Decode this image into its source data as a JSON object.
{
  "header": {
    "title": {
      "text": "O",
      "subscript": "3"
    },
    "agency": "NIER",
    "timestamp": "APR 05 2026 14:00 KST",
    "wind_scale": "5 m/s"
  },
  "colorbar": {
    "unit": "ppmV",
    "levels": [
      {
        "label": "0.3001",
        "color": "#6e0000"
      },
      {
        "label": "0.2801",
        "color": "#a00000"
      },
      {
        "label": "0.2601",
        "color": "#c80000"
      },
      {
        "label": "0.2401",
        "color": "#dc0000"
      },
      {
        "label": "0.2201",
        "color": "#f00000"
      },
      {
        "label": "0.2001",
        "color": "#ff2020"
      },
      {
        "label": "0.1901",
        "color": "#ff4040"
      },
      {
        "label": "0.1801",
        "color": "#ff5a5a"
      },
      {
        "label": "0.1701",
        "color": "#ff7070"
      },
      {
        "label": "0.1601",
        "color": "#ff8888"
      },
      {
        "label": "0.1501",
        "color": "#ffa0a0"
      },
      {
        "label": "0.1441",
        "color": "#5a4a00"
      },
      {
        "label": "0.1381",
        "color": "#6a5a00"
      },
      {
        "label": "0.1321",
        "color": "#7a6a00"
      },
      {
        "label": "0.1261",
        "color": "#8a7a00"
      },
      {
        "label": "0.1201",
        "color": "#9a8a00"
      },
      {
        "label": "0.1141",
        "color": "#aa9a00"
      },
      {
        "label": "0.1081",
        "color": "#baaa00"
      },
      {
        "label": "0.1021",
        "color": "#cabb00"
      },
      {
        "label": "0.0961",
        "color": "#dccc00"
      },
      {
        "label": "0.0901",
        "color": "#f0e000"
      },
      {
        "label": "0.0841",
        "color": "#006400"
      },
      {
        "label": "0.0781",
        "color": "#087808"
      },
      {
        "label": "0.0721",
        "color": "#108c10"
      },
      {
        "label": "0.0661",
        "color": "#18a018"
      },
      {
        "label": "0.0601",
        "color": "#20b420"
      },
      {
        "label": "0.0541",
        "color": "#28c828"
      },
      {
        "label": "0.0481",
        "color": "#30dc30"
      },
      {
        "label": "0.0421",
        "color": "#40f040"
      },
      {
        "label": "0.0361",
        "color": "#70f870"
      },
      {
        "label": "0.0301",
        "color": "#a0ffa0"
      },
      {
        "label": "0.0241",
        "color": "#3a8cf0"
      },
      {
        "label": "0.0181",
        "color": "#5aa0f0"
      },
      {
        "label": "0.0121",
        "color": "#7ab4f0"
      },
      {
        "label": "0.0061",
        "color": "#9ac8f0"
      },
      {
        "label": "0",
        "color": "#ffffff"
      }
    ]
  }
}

## [Task requirements]
Quote every line of the data, word for word.

## [Exercise response]
Decode this image into its source data as a JSON object.
{
  "header": {
    "title": {
      "text": "O",
      "subscript": "3"
    },
    "agency": "NIER",
    "timestamp": "APR 05 2026 14:00 KST",
    "wind_scale": "5 m/s"
  },
  "colorbar": {
    "unit": "ppmV",
    "levels": [
      {
        "label": "0.3001",
        "color": "#6e0000"
      },
      {
        "label": "0.2801",
        "color": "#a00000"
      },
      {
        "label": "0.2601",
        "color": "#c80000"
      },
      {
        "label": "0.2401",
        "color": "#dc0000"
      },
      {
        "label": "0.2201",
        "color": "#f00000"
      },
      {
        "label": "0.2001",
        "color": "#ff2020"
      },
      {
        "label": "0.1901",
        "color": "#ff4040"
      },
      {
        "label": "0.1801",
        "color": "#ff5a5a"
      },
      {
        "label": "0.1701",
        "color": "#ff7070"
      },
      {
        "label": "0.1601",
        "color": "#ff8888"
      },
      {
        "label": "0.1501",
        "color": "#ffa0a0"
      },
      {
        "label": "0.1441",
        "color": "#5a4a00"
      },
      {
        "label": "0.1381",
        "color": "#6a5a00"
      },
      {
        "label": "0.1321",
        "color": "#7a6a00"
      },
      {
        "label": "0.1261",
        "color": "#8a7a00"
      },
      {
        "label": "0.1201",
        "color": "#9a8a00"
      },
      {
        "label": "0.1141",
        "color": "#aa9a00"
      },
      {
        "label": "0.1081",
        "color": "#baaa00"
      },
      {
        "label": "0.1021",
        "color": "#cabb00"
      },
      {
        "label": "0.0961",
        "color": "#dccc00"
      },
      {
        "label": "0.0901",
        "color": "#f0e000"
      },
      {
        "label": "0.0841",
        "color": "#006400"
      },
      {
        "label": "0.0781",
        "color": "#087808"
      },
      {
        "label": "0.0721",
        "color": "#108c10"
      },
      {
        "label": "0.0661",
        "color": "#18a018"
      },
      {
        "label": "0.0601",
        "color": "#20b420"
      },
      {
        "label": "0.0541",
        "color": "#28c828"
      },
      {
        "label": "0.0481",
        "color": "#30dc30"
      },
      {
        "label": "0.0421",
        "color": "#40f040"
      },
      {
        "label": "0.0361",
        "color": "#70f870"
      },
      {
        "label": "0.0301",
        "color": "#a0ffa0"
      },
      {
        "label": "0.0241",
        "color": "#3a8cf0"
      },
      {
        "label": "0.0181",
        "color": "#5aa0f0"
      },
      {
        "label": "0.0121",
        "color": "#7ab4f0"
      },
      {
        "label": "0.0061",
        "color": "#9ac8f0"
      },
      {
        "label": "0",
        "color": "#ffffff"
      }
    ]
  }
}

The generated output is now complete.